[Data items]
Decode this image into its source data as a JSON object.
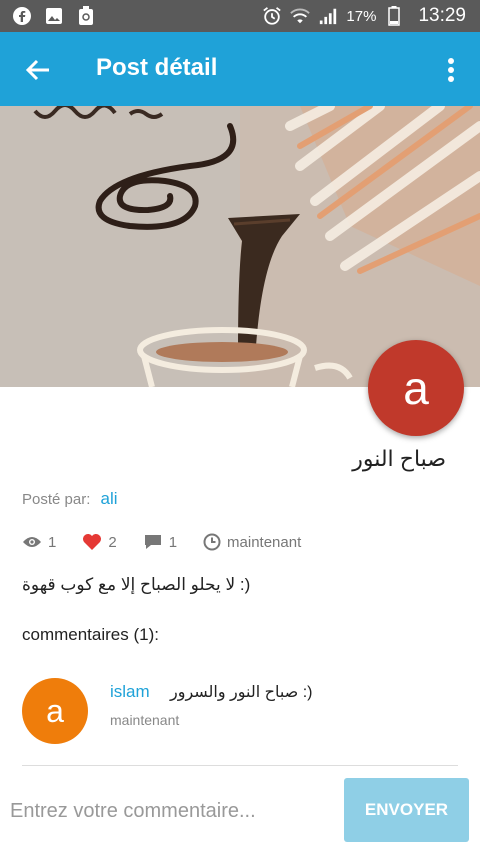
{
  "status_bar": {
    "battery": "17%",
    "time": "13:29"
  },
  "app_bar": {
    "title": "Post détail"
  },
  "post": {
    "avatar_letter": "a",
    "title": "صباح النور",
    "posted_by_label": "Posté par:",
    "author": "ali",
    "views": "1",
    "likes": "2",
    "comments_count": "1",
    "time": "maintenant",
    "body": "لا يحلو الصباح إلا مع كوب قهوة :)"
  },
  "comments": {
    "header": "commentaires (1):",
    "items": [
      {
        "avatar_letter": "a",
        "author": "islam",
        "text": "صباح النور والسرور :)",
        "time": "maintenant"
      }
    ]
  },
  "input": {
    "placeholder": "Entrez votre commentaire...",
    "send_label": "ENVOYER"
  },
  "colors": {
    "primary": "#1fa2d8",
    "avatar_post": "#c0392b",
    "avatar_comment": "#ef7d0b",
    "like": "#e53935"
  }
}
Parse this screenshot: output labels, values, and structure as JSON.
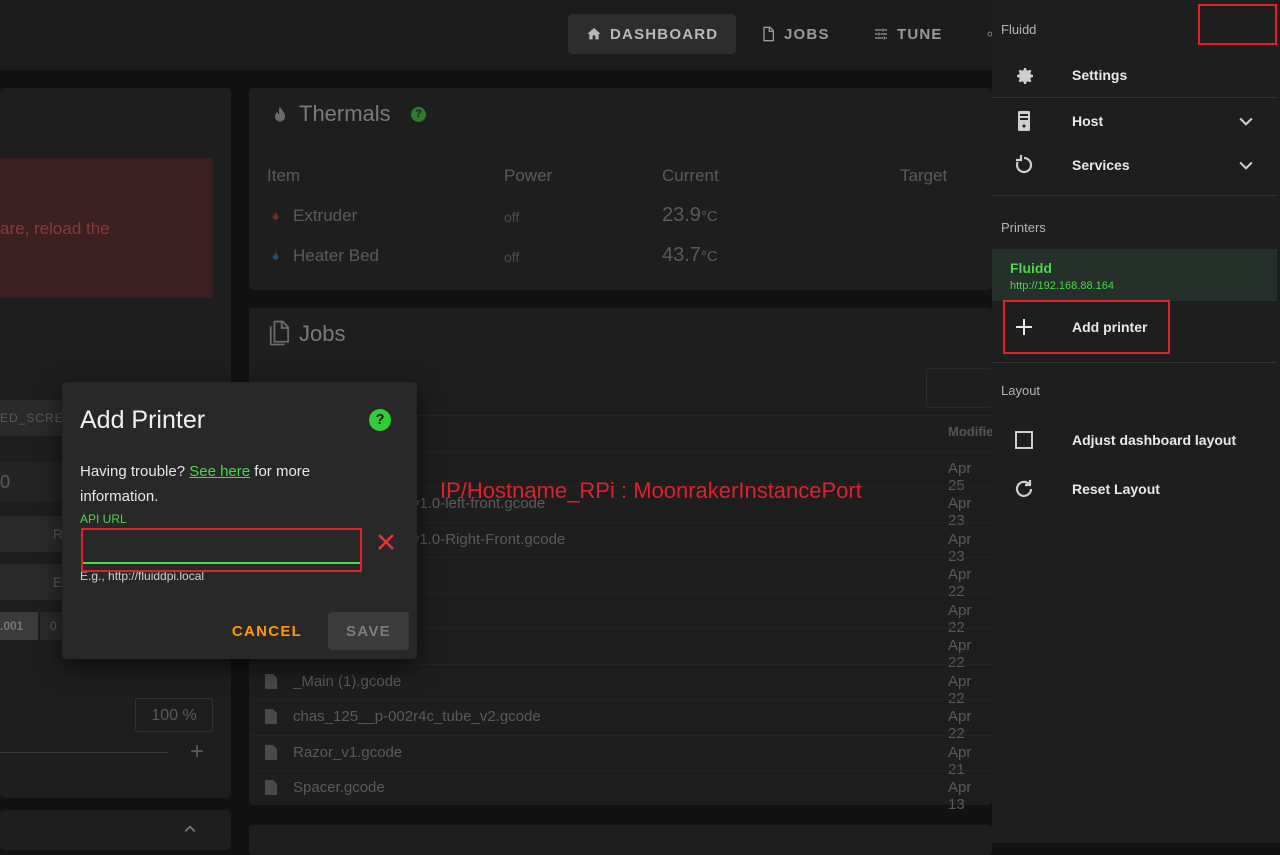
{
  "nav": {
    "dashboard": "DASHBOARD",
    "jobs": "JOBS",
    "tune": "TUNE"
  },
  "left_panel": {
    "warning_text": "are, reload the",
    "screw_label": "ED_SCRE",
    "input_fragment": "0",
    "btn_r": "R",
    "btn_e": "E",
    "step_value": ".001",
    "step_value2": "0",
    "percent": "100 %"
  },
  "thermals": {
    "title": "Thermals",
    "headers": [
      "Item",
      "Power",
      "Current",
      "Target"
    ],
    "rows": [
      {
        "name": "Extruder",
        "power": "off",
        "current": "23.9",
        "unit": "°C",
        "color": "#c0392b"
      },
      {
        "name": "Heater Bed",
        "power": "off",
        "current": "43.7",
        "unit": "°C",
        "color": "#2e86c1"
      }
    ]
  },
  "jobs": {
    "title": "Jobs",
    "modified_header": "Modifie",
    "files": [
      {
        "name": "",
        "date": "Apr 25"
      },
      {
        "name": "s_v1.0-left-front.gcode",
        "date": "Apr 23"
      },
      {
        "name": "s_v1.0-Right-Front.gcode",
        "date": "Apr 23"
      },
      {
        "name": "",
        "date": "Apr 22"
      },
      {
        "name": "",
        "date": "Apr 22"
      },
      {
        "name": "",
        "date": "Apr 22"
      },
      {
        "name": "_Main (1).gcode",
        "date": "Apr 22"
      },
      {
        "name": "chas_125__p-002r4c_tube_v2.gcode",
        "date": "Apr 22"
      },
      {
        "name": "Razor_v1.gcode",
        "date": "Apr 21"
      },
      {
        "name": "Spacer.gcode",
        "date": "Apr 13"
      }
    ]
  },
  "dialog": {
    "title": "Add Printer",
    "help_glyph": "?",
    "text_before_link": "Having trouble? ",
    "link_text": "See here",
    "text_after_link": " for more information.",
    "api_label": "API URL",
    "api_value": "",
    "api_hint": "E.g., http://fluiddpi.local",
    "cancel": "CANCEL",
    "save": "SAVE"
  },
  "annotation": {
    "text": "IP/Hostname_RPi : MoonrakerInstancePort",
    "color": "#e0202a"
  },
  "drawer": {
    "app_name": "Fluidd",
    "items": [
      {
        "label": "Settings",
        "icon": "gear-icon"
      },
      {
        "label": "Host",
        "icon": "server-icon"
      },
      {
        "label": "Services",
        "icon": "restart-icon"
      }
    ],
    "printers_header": "Printers",
    "active_printer": {
      "name": "Fluidd",
      "url": "http://192.168.88.164"
    },
    "add_printer": "Add printer",
    "layout_header": "Layout",
    "adjust_layout": "Adjust dashboard layout",
    "reset_layout": "Reset Layout"
  },
  "colors": {
    "accent_green": "#4cd64c",
    "cancel_orange": "#ff9800"
  }
}
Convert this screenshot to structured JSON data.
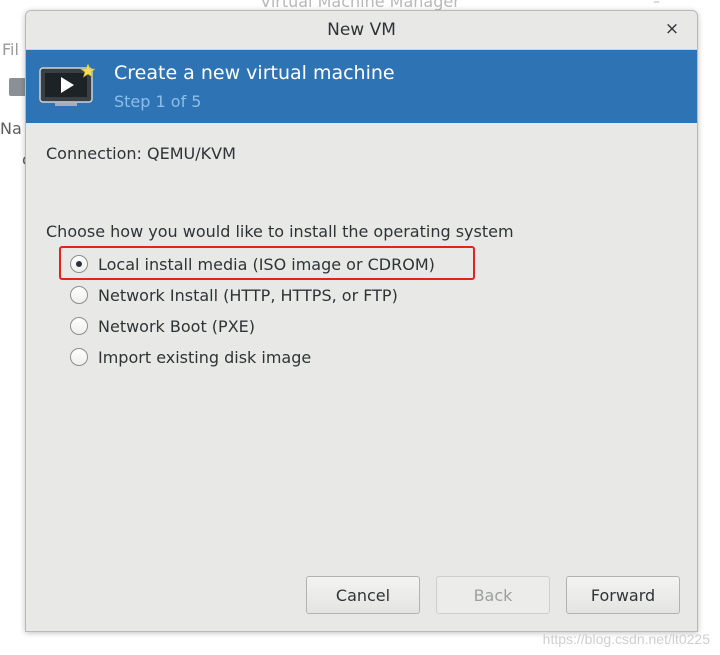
{
  "background_window": {
    "title": "Virtual Machine Manager",
    "menu_file": "Fil",
    "col_name": "Na",
    "cell": "c"
  },
  "dialog": {
    "title": "New VM",
    "close_glyph": "×",
    "banner": {
      "heading": "Create a new virtual machine",
      "step": "Step 1 of 5",
      "icon": "virtual-machine-new-icon"
    },
    "connection_label": "Connection:",
    "connection_value": "QEMU/KVM",
    "install_prompt": "Choose how you would like to install the operating system",
    "options": [
      {
        "label": "Local install media (ISO image or CDROM)",
        "selected": true
      },
      {
        "label": "Network Install (HTTP, HTTPS, or FTP)",
        "selected": false
      },
      {
        "label": "Network Boot (PXE)",
        "selected": false
      },
      {
        "label": "Import existing disk image",
        "selected": false
      }
    ],
    "buttons": {
      "cancel": "Cancel",
      "back": "Back",
      "forward": "Forward"
    }
  },
  "watermark": "https://blog.csdn.net/lt0225",
  "colors": {
    "banner": "#2e74b5",
    "step_text": "#8fbde6",
    "highlight": "#e3231d"
  }
}
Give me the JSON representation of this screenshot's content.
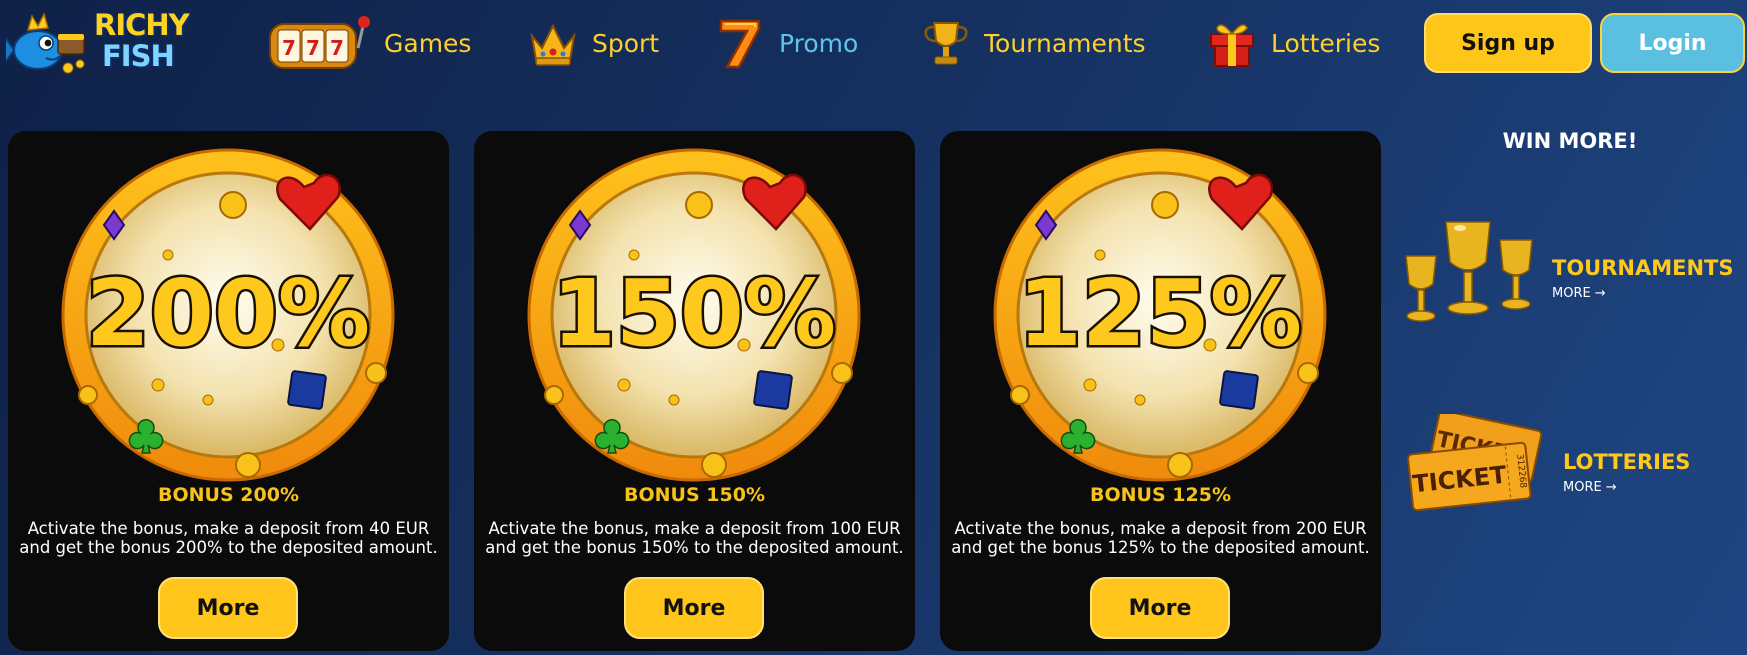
{
  "header": {
    "logo": {
      "line1": "RICHY",
      "line2": "FISH"
    },
    "nav": [
      {
        "label": "Games",
        "icon": "slot-machine-icon"
      },
      {
        "label": "Sport",
        "icon": "crown-icon"
      },
      {
        "label": "Promo",
        "icon": "seven-icon",
        "active": true
      },
      {
        "label": "Tournaments",
        "icon": "trophy-icon"
      },
      {
        "label": "Lotteries",
        "icon": "gift-icon"
      }
    ],
    "signup_label": "Sign up",
    "login_label": "Login"
  },
  "promos": [
    {
      "badge": "200%",
      "title": "BONUS 200%",
      "line1": "Activate the bonus, make a deposit from 40 EUR",
      "line2": "and get the bonus 200% to the deposited amount.",
      "button": "More"
    },
    {
      "badge": "150%",
      "title": "BONUS 150%",
      "line1": "Activate the bonus, make a deposit from 100 EUR",
      "line2": "and get the bonus 150% to the deposited amount.",
      "button": "More"
    },
    {
      "badge": "125%",
      "title": "BONUS 125%",
      "line1": "Activate the bonus, make a deposit from 200 EUR",
      "line2": "and get the bonus 125% to the deposited amount.",
      "button": "More"
    }
  ],
  "sidebar": {
    "heading": "WIN MORE!",
    "tournaments": {
      "title": "TOURNAMENTS",
      "more": "MORE"
    },
    "lotteries": {
      "title": "LOTTERIES",
      "more": "MORE",
      "ticket_text": "TICKET",
      "ticket_number": "312268"
    }
  },
  "colors": {
    "accent_yellow": "#ffc51a",
    "accent_blue": "#5bbfe0",
    "card_bg": "#0b0b0c"
  }
}
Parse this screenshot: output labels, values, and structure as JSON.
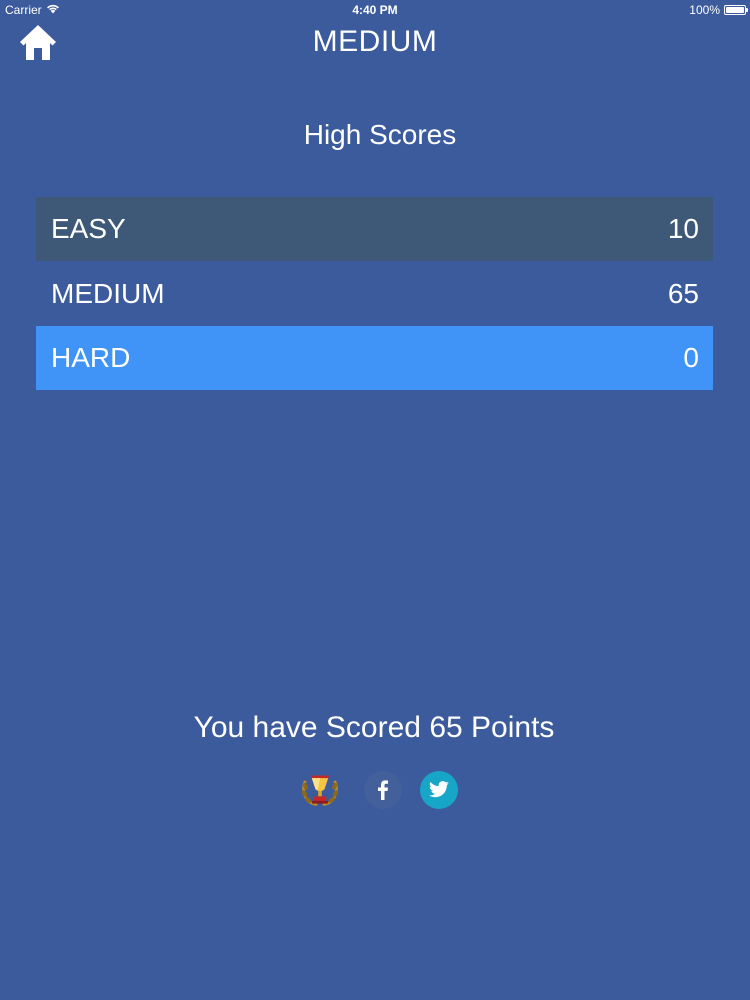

▶ Given instruction: Identify the lines of the data that contain the word "image". Copy each of them.

▶ Result for this task:
Decode this image into its source data as a JSON object.
        "label": "Local install media (ISO image or CDROM)",
        "label": "Import existing disk image",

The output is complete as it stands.